(Your instructions): Lay out the material as a numbered list, beginning at its first line and stopping after the line that contains "240, 134, 248]". Leave out any blank lines.

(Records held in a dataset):
◇ ◇ ◇ ◇ ◇ ◇ ◇

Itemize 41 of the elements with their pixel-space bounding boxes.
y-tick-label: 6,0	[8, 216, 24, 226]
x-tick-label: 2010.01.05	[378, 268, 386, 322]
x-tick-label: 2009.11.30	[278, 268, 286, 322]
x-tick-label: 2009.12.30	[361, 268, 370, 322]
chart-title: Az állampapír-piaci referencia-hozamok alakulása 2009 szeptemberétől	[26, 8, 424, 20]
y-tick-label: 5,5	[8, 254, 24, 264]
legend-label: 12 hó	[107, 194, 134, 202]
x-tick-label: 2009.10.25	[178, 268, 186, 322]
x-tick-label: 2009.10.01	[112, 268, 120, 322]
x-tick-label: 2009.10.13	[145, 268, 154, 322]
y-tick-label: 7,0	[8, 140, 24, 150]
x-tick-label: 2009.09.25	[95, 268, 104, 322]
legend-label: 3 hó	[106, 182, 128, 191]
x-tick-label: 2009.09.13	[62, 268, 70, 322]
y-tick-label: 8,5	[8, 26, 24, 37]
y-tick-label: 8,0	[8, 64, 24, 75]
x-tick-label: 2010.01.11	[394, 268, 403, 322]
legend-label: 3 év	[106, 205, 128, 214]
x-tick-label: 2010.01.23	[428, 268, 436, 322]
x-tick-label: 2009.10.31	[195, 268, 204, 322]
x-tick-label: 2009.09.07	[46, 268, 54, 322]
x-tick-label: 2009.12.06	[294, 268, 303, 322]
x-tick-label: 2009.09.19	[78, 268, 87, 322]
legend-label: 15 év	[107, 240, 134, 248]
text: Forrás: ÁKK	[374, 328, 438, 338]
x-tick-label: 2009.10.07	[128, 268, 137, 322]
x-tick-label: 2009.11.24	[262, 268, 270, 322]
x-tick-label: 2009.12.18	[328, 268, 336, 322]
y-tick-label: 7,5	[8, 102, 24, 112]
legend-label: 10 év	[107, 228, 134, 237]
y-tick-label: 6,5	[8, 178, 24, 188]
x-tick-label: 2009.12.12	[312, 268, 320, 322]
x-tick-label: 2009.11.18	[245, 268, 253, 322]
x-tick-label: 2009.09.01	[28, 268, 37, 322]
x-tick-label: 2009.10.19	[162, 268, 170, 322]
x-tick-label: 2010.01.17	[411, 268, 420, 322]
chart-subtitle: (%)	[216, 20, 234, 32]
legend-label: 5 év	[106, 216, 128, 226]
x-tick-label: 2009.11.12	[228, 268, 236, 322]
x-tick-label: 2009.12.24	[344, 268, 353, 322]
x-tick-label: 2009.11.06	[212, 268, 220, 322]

◇ ◇ ◇ ◇ ◇ ◇ ◇

(The answer):
1. Itemize 41 of the elements with their pixel-space bounding boxes.
2. y-tick-label: 6,0	[8, 216, 24, 226]
3. x-tick-label: 2010.01.05	[378, 268, 386, 322]
4. x-tick-label: 2009.11.30	[278, 268, 286, 322]
5. x-tick-label: 2009.12.30	[361, 268, 370, 322]
6. chart-title: Az állampapír-piaci referencia-hozamok alakulása 2009 szeptemberétől	[26, 8, 424, 20]
7. y-tick-label: 5,5	[8, 254, 24, 264]
8. legend-label: 12 hó	[107, 194, 134, 202]
9. x-tick-label: 2009.10.25	[178, 268, 186, 322]
10. x-tick-label: 2009.10.01	[112, 268, 120, 322]
11. x-tick-label: 2009.10.13	[145, 268, 154, 322]
12. y-tick-label: 7,0	[8, 140, 24, 150]
13. x-tick-label: 2009.09.25	[95, 268, 104, 322]
14. legend-label: 3 hó	[106, 182, 128, 191]
15. x-tick-label: 2009.09.13	[62, 268, 70, 322]
16. y-tick-label: 8,5	[8, 26, 24, 37]
17. y-tick-label: 8,0	[8, 64, 24, 75]
18. x-tick-label: 2010.01.11	[394, 268, 403, 322]
19. legend-label: 3 év	[106, 205, 128, 214]
20. x-tick-label: 2010.01.23	[428, 268, 436, 322]
21. x-tick-label: 2009.10.31	[195, 268, 204, 322]
22. x-tick-label: 2009.09.07	[46, 268, 54, 322]
23. x-tick-label: 2009.12.06	[294, 268, 303, 322]
24. x-tick-label: 2009.09.19	[78, 268, 87, 322]
25. legend-label: 15 év	[107, 240, 134, 248]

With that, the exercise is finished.